Figure dataset records:
----

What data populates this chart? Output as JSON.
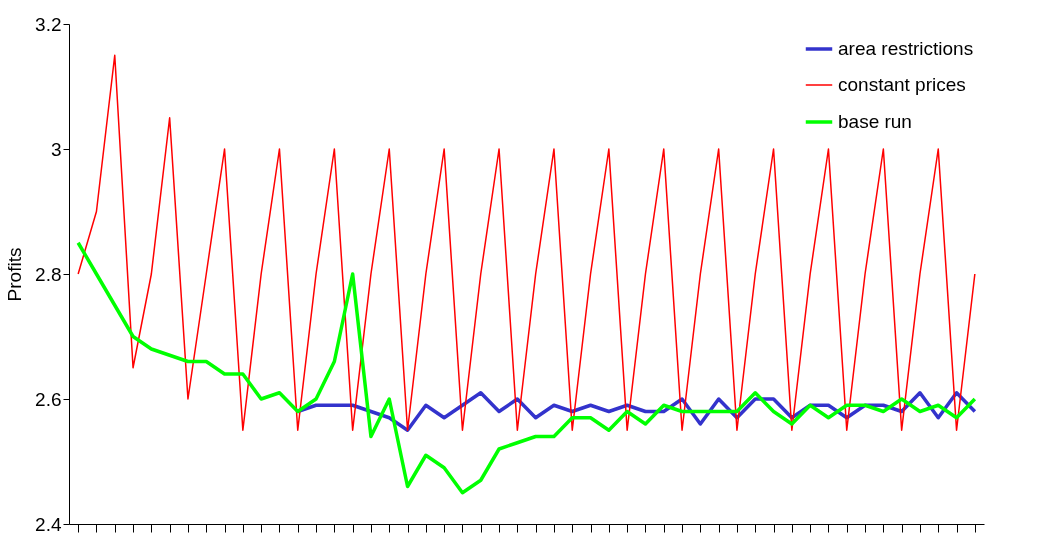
{
  "chart_data": {
    "type": "line",
    "ylabel": "Profits",
    "categories": [
      null,
      null,
      null,
      null,
      null,
      null,
      null,
      null,
      null,
      null,
      null,
      null,
      null,
      null,
      null,
      null,
      null,
      null,
      null,
      null,
      null,
      null,
      null,
      null,
      null,
      null,
      null,
      null,
      null,
      null,
      null,
      null,
      null,
      null,
      null,
      null,
      null,
      null,
      null,
      null,
      null,
      null,
      null,
      null,
      null,
      null,
      null,
      null,
      null,
      null
    ],
    "ylim": [
      2.4,
      3.2
    ],
    "yticks": [
      2.4,
      2.6,
      2.8,
      3,
      3.2
    ],
    "grid": false,
    "legend": "top right",
    "line_style": "solid",
    "marker": "none",
    "tick_labels": "y",
    "series": [
      {
        "name": "area restrictions",
        "color": "#3333cc",
        "values": [
          null,
          null,
          null,
          null,
          null,
          null,
          null,
          null,
          null,
          null,
          null,
          null,
          2.58,
          2.59,
          2.59,
          2.59,
          2.58,
          2.57,
          2.55,
          2.59,
          2.57,
          2.59,
          2.61,
          2.58,
          2.6,
          2.57,
          2.59,
          2.58,
          2.59,
          2.58,
          2.59,
          2.58,
          2.58,
          2.6,
          2.56,
          2.6,
          2.57,
          2.6,
          2.6,
          2.57,
          2.59,
          2.59,
          2.57,
          2.59,
          2.59,
          2.58,
          2.61,
          2.57,
          2.61,
          2.58
        ]
      },
      {
        "name": "constant prices",
        "color": "#ff0000",
        "values": [
          2.8,
          2.9,
          3.15,
          2.65,
          2.8,
          3.05,
          2.6,
          2.8,
          3.0,
          2.55,
          2.8,
          3.0,
          2.55,
          2.8,
          3.0,
          2.55,
          2.8,
          3.0,
          2.55,
          2.8,
          3.0,
          2.55,
          2.8,
          3.0,
          2.55,
          2.8,
          3.0,
          2.55,
          2.8,
          3.0,
          2.55,
          2.8,
          3.0,
          2.55,
          2.8,
          3.0,
          2.55,
          2.8,
          3.0,
          2.55,
          2.8,
          3.0,
          2.55,
          2.8,
          3.0,
          2.55,
          2.8,
          3.0,
          2.55,
          2.8
        ]
      },
      {
        "name": "base run",
        "color": "#00ff00",
        "values": [
          2.85,
          2.8,
          2.75,
          2.7,
          2.68,
          2.67,
          2.66,
          2.66,
          2.64,
          2.64,
          2.6,
          2.61,
          2.58,
          2.6,
          2.66,
          2.8,
          2.54,
          2.6,
          2.46,
          2.51,
          2.49,
          2.45,
          2.47,
          2.52,
          2.53,
          2.54,
          2.54,
          2.57,
          2.57,
          2.55,
          2.58,
          2.56,
          2.59,
          2.58,
          2.58,
          2.58,
          2.58,
          2.61,
          2.58,
          2.56,
          2.59,
          2.57,
          2.59,
          2.59,
          2.58,
          2.6,
          2.58,
          2.59,
          2.57,
          2.6
        ]
      }
    ]
  }
}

----

### Prompt
In your copy of the listing above, reproduce each line exactly and omit all pictures.

### Answer in full
What data populates this chart? Output as JSON.
{
  "chart_data": {
    "type": "line",
    "ylabel": "Profits",
    "categories": [
      null,
      null,
      null,
      null,
      null,
      null,
      null,
      null,
      null,
      null,
      null,
      null,
      null,
      null,
      null,
      null,
      null,
      null,
      null,
      null,
      null,
      null,
      null,
      null,
      null,
      null,
      null,
      null,
      null,
      null,
      null,
      null,
      null,
      null,
      null,
      null,
      null,
      null,
      null,
      null,
      null,
      null,
      null,
      null,
      null,
      null,
      null,
      null,
      null,
      null
    ],
    "ylim": [
      2.4,
      3.2
    ],
    "yticks": [
      2.4,
      2.6,
      2.8,
      3,
      3.2
    ],
    "grid": false,
    "legend": "top right",
    "line_style": "solid",
    "marker": "none",
    "tick_labels": "y",
    "series": [
      {
        "name": "area restrictions",
        "color": "#3333cc",
        "values": [
          null,
          null,
          null,
          null,
          null,
          null,
          null,
          null,
          null,
          null,
          null,
          null,
          2.58,
          2.59,
          2.59,
          2.59,
          2.58,
          2.57,
          2.55,
          2.59,
          2.57,
          2.59,
          2.61,
          2.58,
          2.6,
          2.57,
          2.59,
          2.58,
          2.59,
          2.58,
          2.59,
          2.58,
          2.58,
          2.6,
          2.56,
          2.6,
          2.57,
          2.6,
          2.6,
          2.57,
          2.59,
          2.59,
          2.57,
          2.59,
          2.59,
          2.58,
          2.61,
          2.57,
          2.61,
          2.58
        ]
      },
      {
        "name": "constant prices",
        "color": "#ff0000",
        "values": [
          2.8,
          2.9,
          3.15,
          2.65,
          2.8,
          3.05,
          2.6,
          2.8,
          3.0,
          2.55,
          2.8,
          3.0,
          2.55,
          2.8,
          3.0,
          2.55,
          2.8,
          3.0,
          2.55,
          2.8,
          3.0,
          2.55,
          2.8,
          3.0,
          2.55,
          2.8,
          3.0,
          2.55,
          2.8,
          3.0,
          2.55,
          2.8,
          3.0,
          2.55,
          2.8,
          3.0,
          2.55,
          2.8,
          3.0,
          2.55,
          2.8,
          3.0,
          2.55,
          2.8,
          3.0,
          2.55,
          2.8,
          3.0,
          2.55,
          2.8
        ]
      },
      {
        "name": "base run",
        "color": "#00ff00",
        "values": [
          2.85,
          2.8,
          2.75,
          2.7,
          2.68,
          2.67,
          2.66,
          2.66,
          2.64,
          2.64,
          2.6,
          2.61,
          2.58,
          2.6,
          2.66,
          2.8,
          2.54,
          2.6,
          2.46,
          2.51,
          2.49,
          2.45,
          2.47,
          2.52,
          2.53,
          2.54,
          2.54,
          2.57,
          2.57,
          2.55,
          2.58,
          2.56,
          2.59,
          2.58,
          2.58,
          2.58,
          2.58,
          2.61,
          2.58,
          2.56,
          2.59,
          2.57,
          2.59,
          2.59,
          2.58,
          2.6,
          2.58,
          2.59,
          2.57,
          2.6
        ]
      }
    ]
  }
}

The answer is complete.